TASK PROMPT — Translate this sentence from the case summary into Spanish: "A railroad's payment to an employee for working time lost due to an on-the-job injury is taxable 'compensation' under the RRTA."

EXTRACT —
****************
United States Supreme Court

March 4, 2019

BNSF RAILWAY COMPANY, PETITIONER
v.
MICHAEL D. LOOS

          Argued November 6, 2018

          CERTIORARI TO THE UNITED STATES COURT OF APPEALS FOR THE EIGHTH CIRCUIT

Respondent Michael Loos sued petitioner BNSF Railway Company under the Federal Employers' Liability Act (FELA) for injuries he received while working at BNSF's railyard. A jury awarded him $126, 212.78, ascribing $30, 000 of that amount to wages lost during the time Loos was unable to work. BNSF asserted that the lost wages constituted "compensation" taxable under the Railroad Retirement Tax Act (RRTA) and asked to withhold $3, 765 of the $30, 000 to cover Loos's share of the RRTA taxes. The District Court and the Eighth Circuit rejected the requested offset, holding that an award of damages compensating an injured railroad worker for lost wages is not taxable under the RRTA.

         Held:

A railroad's payment to an employee for working time lost due to an on-the-job injury is taxable "compensation" under the RRTA. Pp. 2-14.
****************
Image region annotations
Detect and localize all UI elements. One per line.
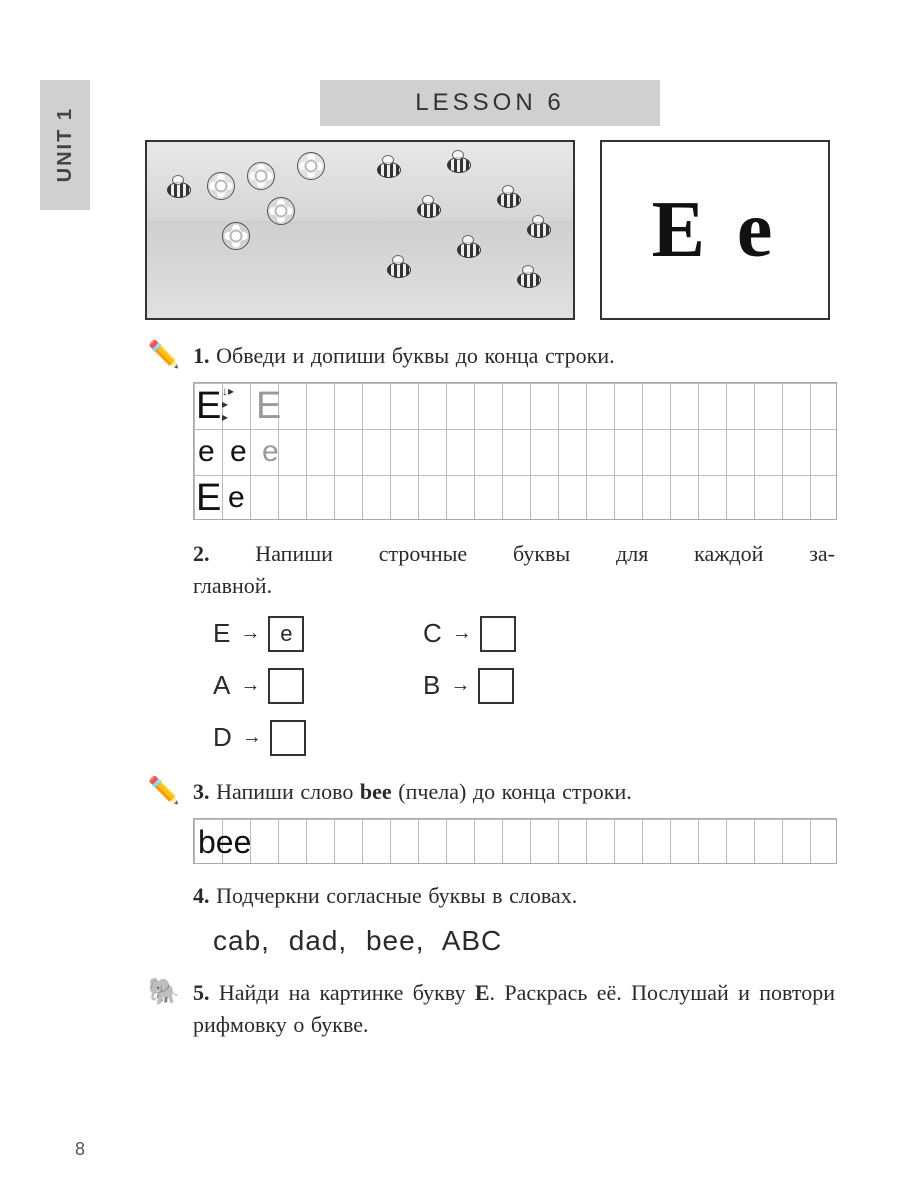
capital-letter: E xyxy=(213,618,230,649)
pencil-icon: ✏️ xyxy=(145,336,183,374)
words-line[interactable]: cab, dad, bee, ABC xyxy=(213,925,835,957)
capital-letter: D xyxy=(213,722,232,753)
letter-pairs: E→e C→ A→ B→ D→ xyxy=(213,616,835,756)
pair-B: B→ xyxy=(423,668,633,704)
pencil-icon: ✏️ xyxy=(145,772,183,810)
answer-box[interactable] xyxy=(270,720,306,756)
unit-tab: UNIT 1 xyxy=(40,80,90,210)
traced-letter: e xyxy=(198,429,215,475)
traced-letter: E xyxy=(196,475,221,521)
page-number: 8 xyxy=(75,1139,85,1160)
exercise-number: 5. xyxy=(193,980,210,1005)
exercise-text: Найди на картинке букву E. Раскрась её. … xyxy=(193,980,835,1037)
traced-letter: e xyxy=(230,429,247,475)
traced-letter: E xyxy=(196,383,221,429)
arrow-icon: → xyxy=(240,674,258,697)
header-images: E e xyxy=(145,140,830,320)
tracing-grid-bee[interactable]: bee xyxy=(193,818,837,864)
illustration-flowers-bees xyxy=(145,140,575,320)
exercise-1: ✏️ 1. Обведи и допиши буквы до конца стр… xyxy=(145,340,835,520)
exercise-2: • 2. Напиши строчные буквы для каждой за… xyxy=(145,538,835,756)
traced-letter-faded: e xyxy=(262,429,279,475)
letter-display-box: E e xyxy=(600,140,830,320)
exercise-number: 4. xyxy=(193,883,210,908)
tracing-grid[interactable]: E ↓▸▸▸ E e e e E e xyxy=(193,382,837,520)
traced-word: bee xyxy=(198,819,251,865)
exercise-text-line2: главной. xyxy=(193,570,835,602)
elephant-icon: 🐘 xyxy=(145,973,183,1011)
capital-letter: C xyxy=(423,618,442,649)
arrow-icon: → xyxy=(242,726,260,749)
unit-label: UNIT 1 xyxy=(54,107,77,182)
capital-letter: A xyxy=(213,670,230,701)
capital-letter: B xyxy=(423,670,440,701)
arrow-icon: → xyxy=(240,622,258,645)
pair-C: C→ xyxy=(423,616,633,652)
traced-letter: e xyxy=(228,475,245,521)
exercise-number: 1. xyxy=(193,343,210,368)
pair-A: A→ xyxy=(213,668,423,704)
stroke-arrows-icon: ↓▸▸▸ xyxy=(222,385,234,425)
answer-box[interactable] xyxy=(478,668,514,704)
traced-letter-faded: E xyxy=(256,383,281,429)
exercise-number: 3. xyxy=(193,779,210,804)
content-area: ✏️ 1. Обведи и допиши буквы до конца стр… xyxy=(145,340,835,1051)
exercise-4: • 4. Подчеркни согласные буквы в словах.… xyxy=(145,880,835,958)
lesson-title: LESSON 6 xyxy=(320,80,660,126)
exercise-text: Обведи и допиши буквы до конца строки. xyxy=(216,343,615,368)
pair-E: E → e xyxy=(213,616,423,652)
arrow-icon: → xyxy=(450,674,468,697)
exercise-3: ✏️ 3. Напиши слово bee (пчела) до конца … xyxy=(145,776,835,864)
pair-D: D→ xyxy=(213,720,423,756)
answer-box[interactable] xyxy=(268,668,304,704)
arrow-icon: → xyxy=(452,622,470,645)
exercise-number: 2. xyxy=(193,541,210,566)
answer-box[interactable] xyxy=(480,616,516,652)
exercise-text: Подчеркни согласные буквы в словах. xyxy=(216,883,577,908)
answer-box[interactable]: e xyxy=(268,616,304,652)
exercise-5: 🐘 5. Найди на картинке букву E. Раскрась… xyxy=(145,977,835,1041)
exercise-text: Напиши слово bee (пчела) до конца строки… xyxy=(216,779,632,804)
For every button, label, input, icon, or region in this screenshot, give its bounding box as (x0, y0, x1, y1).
****************
THE SOLUTION — El pago que un ferrocarril hace a un empleado por el tiempo de trabajo perdido a causa de una lesión sufrida en el trabajo constituye «compensación» gravable conforme a la RRTA.